Saved entries
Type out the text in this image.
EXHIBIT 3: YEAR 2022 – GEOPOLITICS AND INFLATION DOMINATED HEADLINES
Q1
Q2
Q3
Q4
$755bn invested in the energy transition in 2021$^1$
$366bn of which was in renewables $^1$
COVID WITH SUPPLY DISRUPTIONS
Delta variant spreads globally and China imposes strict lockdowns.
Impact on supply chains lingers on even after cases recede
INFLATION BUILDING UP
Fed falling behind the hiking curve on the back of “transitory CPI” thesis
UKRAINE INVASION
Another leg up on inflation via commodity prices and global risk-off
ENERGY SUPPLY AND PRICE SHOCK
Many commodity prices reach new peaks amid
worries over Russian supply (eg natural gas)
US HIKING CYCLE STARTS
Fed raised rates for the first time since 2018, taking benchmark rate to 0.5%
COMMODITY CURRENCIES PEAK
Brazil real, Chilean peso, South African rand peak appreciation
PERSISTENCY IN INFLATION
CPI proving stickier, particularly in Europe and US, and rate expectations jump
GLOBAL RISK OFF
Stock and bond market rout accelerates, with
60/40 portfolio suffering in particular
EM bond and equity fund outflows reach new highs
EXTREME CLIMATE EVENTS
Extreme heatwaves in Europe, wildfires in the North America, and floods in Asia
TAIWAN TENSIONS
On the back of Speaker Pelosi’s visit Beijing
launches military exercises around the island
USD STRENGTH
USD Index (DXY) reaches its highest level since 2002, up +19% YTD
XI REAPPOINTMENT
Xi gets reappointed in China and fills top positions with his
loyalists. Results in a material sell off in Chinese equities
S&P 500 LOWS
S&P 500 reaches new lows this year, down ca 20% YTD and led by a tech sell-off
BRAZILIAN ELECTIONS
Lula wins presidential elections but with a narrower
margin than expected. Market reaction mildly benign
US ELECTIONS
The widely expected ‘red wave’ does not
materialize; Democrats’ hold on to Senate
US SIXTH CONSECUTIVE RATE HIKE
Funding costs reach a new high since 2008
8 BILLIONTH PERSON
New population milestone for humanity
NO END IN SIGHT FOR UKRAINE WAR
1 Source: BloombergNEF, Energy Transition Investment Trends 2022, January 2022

Do this - Transcribe the data. Leave every line exactly as it is.

Task response -
Type out the text in this image.
EXHIBIT 3: YEAR 2022 – GEOPOLITICS AND INFLATION DOMINATED HEADLINES
Q1
Q2
Q3
Q4
$755bn invested in the energy transition in 2021$^1$
$366bn of which was in renewables $^1$
COVID WITH SUPPLY DISRUPTIONS
Delta variant spreads globally and China imposes strict lockdowns.
Impact on supply chains lingers on even after cases recede
INFLATION BUILDING UP
Fed falling behind the hiking curve on the back of “transitory CPI” thesis
UKRAINE INVASION
Another leg up on inflation via commodity prices and global risk-off
ENERGY SUPPLY AND PRICE SHOCK
Many commodity prices reach new peaks amid
worries over Russian supply (eg natural gas)
US HIKING CYCLE STARTS
Fed raised rates for the first time since 2018, taking benchmark rate to 0.5%
COMMODITY CURRENCIES PEAK
Brazil real, Chilean peso, South African rand peak appreciation
PERSISTENCY IN INFLATION
CPI proving stickier, particularly in Europe and US, and rate expectations jump
GLOBAL RISK OFF
Stock and bond market rout accelerates, with
60/40 portfolio suffering in particular
EM bond and equity fund outflows reach new highs
EXTREME CLIMATE EVENTS
Extreme heatwaves in Europe, wildfires in the North America, and floods in Asia
TAIWAN TENSIONS
On the back of Speaker Pelosi’s visit Beijing
launches military exercises around the island
USD STRENGTH
USD Index (DXY) reaches its highest level since 2002, up +19% YTD
XI REAPPOINTMENT
Xi gets reappointed in China and fills top positions with his
loyalists. Results in a material sell off in Chinese equities
S&P 500 LOWS
S&P 500 reaches new lows this year, down ca 20% YTD and led by a tech sell-off
BRAZILIAN ELECTIONS
Lula wins presidential elections but with a narrower
margin than expected. Market reaction mildly benign
US ELECTIONS
The widely expected ‘red wave’ does not
materialize; Democrats’ hold on to Senate
US SIXTH CONSECUTIVE RATE HIKE
Funding costs reach a new high since 2008
8 BILLIONTH PERSON
New population milestone for humanity
NO END IN SIGHT FOR UKRAINE WAR
1 Source: BloombergNEF, Energy Transition Investment Trends 2022, January 2022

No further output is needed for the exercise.